* [INSTRUCTION] Keep the wording of each record exactly the same when you repeat it, and leave out pictures.

(Figure record extracts)
- - -

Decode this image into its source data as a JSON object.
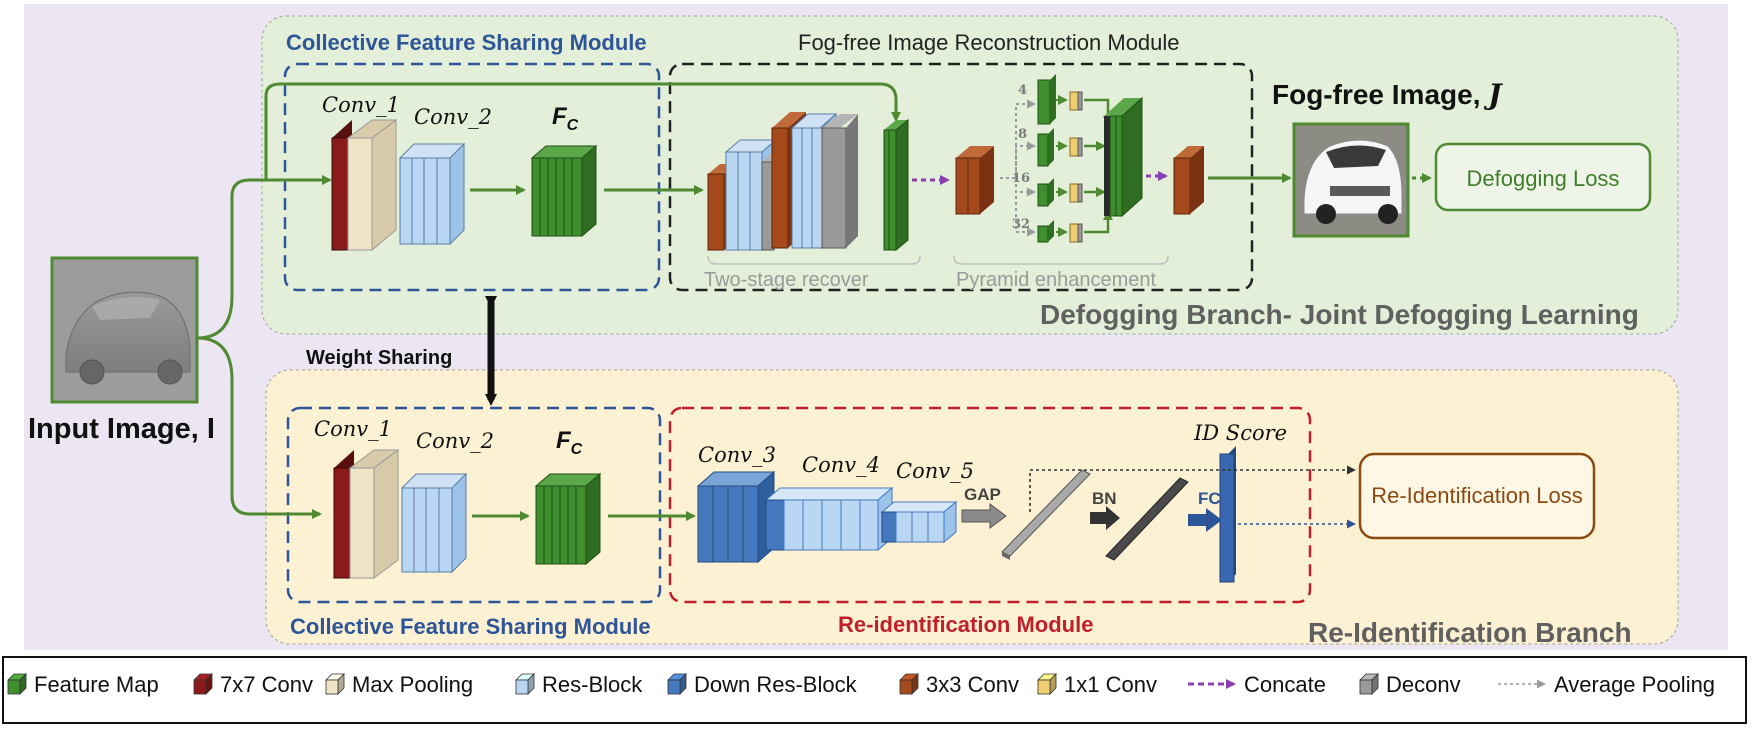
{
  "colors": {
    "background": "#ebe6f1",
    "defog_branch_bg": "#e3efd9",
    "reid_branch_bg": "#fdf1d4",
    "blue_dash": "#2e5597",
    "black_dash": "#222222",
    "red_dash": "#c0202a",
    "arrow_green": "#4f8a32",
    "feature_map": "#3f8f2f",
    "conv7x7": "#8b1a1a",
    "max_pool": "#efe4c6",
    "res_block": "#b9d6f2",
    "down_res_block": "#4479bf",
    "conv3x3": "#a4491c",
    "conv1x1": "#f0cf73",
    "concat": "#8a3fb0",
    "deconv": "#9a9a9a",
    "reid_loss_text": "#8a4a12",
    "defog_loss_text": "#3f7d2a"
  },
  "defogging_branch": {
    "collective_module_title": "Collective Feature Sharing Module",
    "reconstruction_module_title": "Fog-free Image Reconstruction Module",
    "branch_title": "Defogging Branch- Joint Defogging Learning",
    "output_label": "Fog-free Image, ",
    "output_symbol": "J",
    "loss_label": "Defogging Loss",
    "two_stage_label": "Two-stage recover",
    "pyramid_label": "Pyramid enhancement",
    "pyramid_scales": [
      "4",
      "8",
      "16",
      "32"
    ],
    "conv1_label": "Conv_1",
    "conv2_label": "Conv_2",
    "fc_label": "F",
    "fc_sub": "C"
  },
  "weight_sharing_label": "Weight Sharing",
  "input_label": "Input Image, I",
  "reid_branch": {
    "collective_module_title": "Collective Feature Sharing Module",
    "reid_module_title": "Re-identification Module",
    "branch_title": "Re-Identification Branch",
    "loss_label": "Re-Identification Loss",
    "conv1_label": "Conv_1",
    "conv2_label": "Conv_2",
    "conv3_label": "Conv_3",
    "conv4_label": "Conv_4",
    "conv5_label": "Conv_5",
    "fc_label": "F",
    "fc_sub": "C",
    "gap_label": "GAP",
    "bn_label": "BN",
    "fcl_label": "FC",
    "id_score_label": "ID Score"
  },
  "legend": [
    {
      "label": "Feature Map",
      "icon": "feature-map-cube-icon",
      "color": "#3f8f2f"
    },
    {
      "label": "7x7 Conv",
      "icon": "conv7x7-cube-icon",
      "color": "#8b1a1a"
    },
    {
      "label": "Max Pooling",
      "icon": "max-pooling-cube-icon",
      "color": "#efe4c6"
    },
    {
      "label": "Res-Block",
      "icon": "res-block-cube-icon",
      "color": "#b9d6f2"
    },
    {
      "label": "Down Res-Block",
      "icon": "down-res-block-cube-icon",
      "color": "#4479bf"
    },
    {
      "label": "3x3 Conv",
      "icon": "conv3x3-cube-icon",
      "color": "#a4491c"
    },
    {
      "label": "1x1 Conv",
      "icon": "conv1x1-cube-icon",
      "color": "#f0cf73"
    },
    {
      "label": "Concate",
      "icon": "concat-arrow-icon",
      "color": "#8a3fb0"
    },
    {
      "label": "Deconv",
      "icon": "deconv-cube-icon",
      "color": "#9a9a9a"
    },
    {
      "label": "Average Pooling",
      "icon": "average-pooling-arrow-icon",
      "color": "#9a9a9a"
    }
  ]
}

- - -

* [THE SOLUTION]
Decode this image into its source data as a JSON object.
{
  "colors": {
    "background": "#ebe6f1",
    "defog_branch_bg": "#e3efd9",
    "reid_branch_bg": "#fdf1d4",
    "blue_dash": "#2e5597",
    "black_dash": "#222222",
    "red_dash": "#c0202a",
    "arrow_green": "#4f8a32",
    "feature_map": "#3f8f2f",
    "conv7x7": "#8b1a1a",
    "max_pool": "#efe4c6",
    "res_block": "#b9d6f2",
    "down_res_block": "#4479bf",
    "conv3x3": "#a4491c",
    "conv1x1": "#f0cf73",
    "concat": "#8a3fb0",
    "deconv": "#9a9a9a",
    "reid_loss_text": "#8a4a12",
    "defog_loss_text": "#3f7d2a"
  },
  "defogging_branch": {
    "collective_module_title": "Collective Feature Sharing Module",
    "reconstruction_module_title": "Fog-free Image Reconstruction Module",
    "branch_title": "Defogging Branch- Joint Defogging Learning",
    "output_label": "Fog-free Image, ",
    "output_symbol": "J",
    "loss_label": "Defogging Loss",
    "two_stage_label": "Two-stage recover",
    "pyramid_label": "Pyramid enhancement",
    "pyramid_scales": [
      "4",
      "8",
      "16",
      "32"
    ],
    "conv1_label": "Conv_1",
    "conv2_label": "Conv_2",
    "fc_label": "F",
    "fc_sub": "C"
  },
  "weight_sharing_label": "Weight Sharing",
  "input_label": "Input Image, I",
  "reid_branch": {
    "collective_module_title": "Collective Feature Sharing Module",
    "reid_module_title": "Re-identification Module",
    "branch_title": "Re-Identification Branch",
    "loss_label": "Re-Identification Loss",
    "conv1_label": "Conv_1",
    "conv2_label": "Conv_2",
    "conv3_label": "Conv_3",
    "conv4_label": "Conv_4",
    "conv5_label": "Conv_5",
    "fc_label": "F",
    "fc_sub": "C",
    "gap_label": "GAP",
    "bn_label": "BN",
    "fcl_label": "FC",
    "id_score_label": "ID Score"
  },
  "legend": [
    {
      "label": "Feature Map",
      "icon": "feature-map-cube-icon",
      "color": "#3f8f2f"
    },
    {
      "label": "7x7 Conv",
      "icon": "conv7x7-cube-icon",
      "color": "#8b1a1a"
    },
    {
      "label": "Max Pooling",
      "icon": "max-pooling-cube-icon",
      "color": "#efe4c6"
    },
    {
      "label": "Res-Block",
      "icon": "res-block-cube-icon",
      "color": "#b9d6f2"
    },
    {
      "label": "Down Res-Block",
      "icon": "down-res-block-cube-icon",
      "color": "#4479bf"
    },
    {
      "label": "3x3 Conv",
      "icon": "conv3x3-cube-icon",
      "color": "#a4491c"
    },
    {
      "label": "1x1 Conv",
      "icon": "conv1x1-cube-icon",
      "color": "#f0cf73"
    },
    {
      "label": "Concate",
      "icon": "concat-arrow-icon",
      "color": "#8a3fb0"
    },
    {
      "label": "Deconv",
      "icon": "deconv-cube-icon",
      "color": "#9a9a9a"
    },
    {
      "label": "Average Pooling",
      "icon": "average-pooling-arrow-icon",
      "color": "#9a9a9a"
    }
  ]
}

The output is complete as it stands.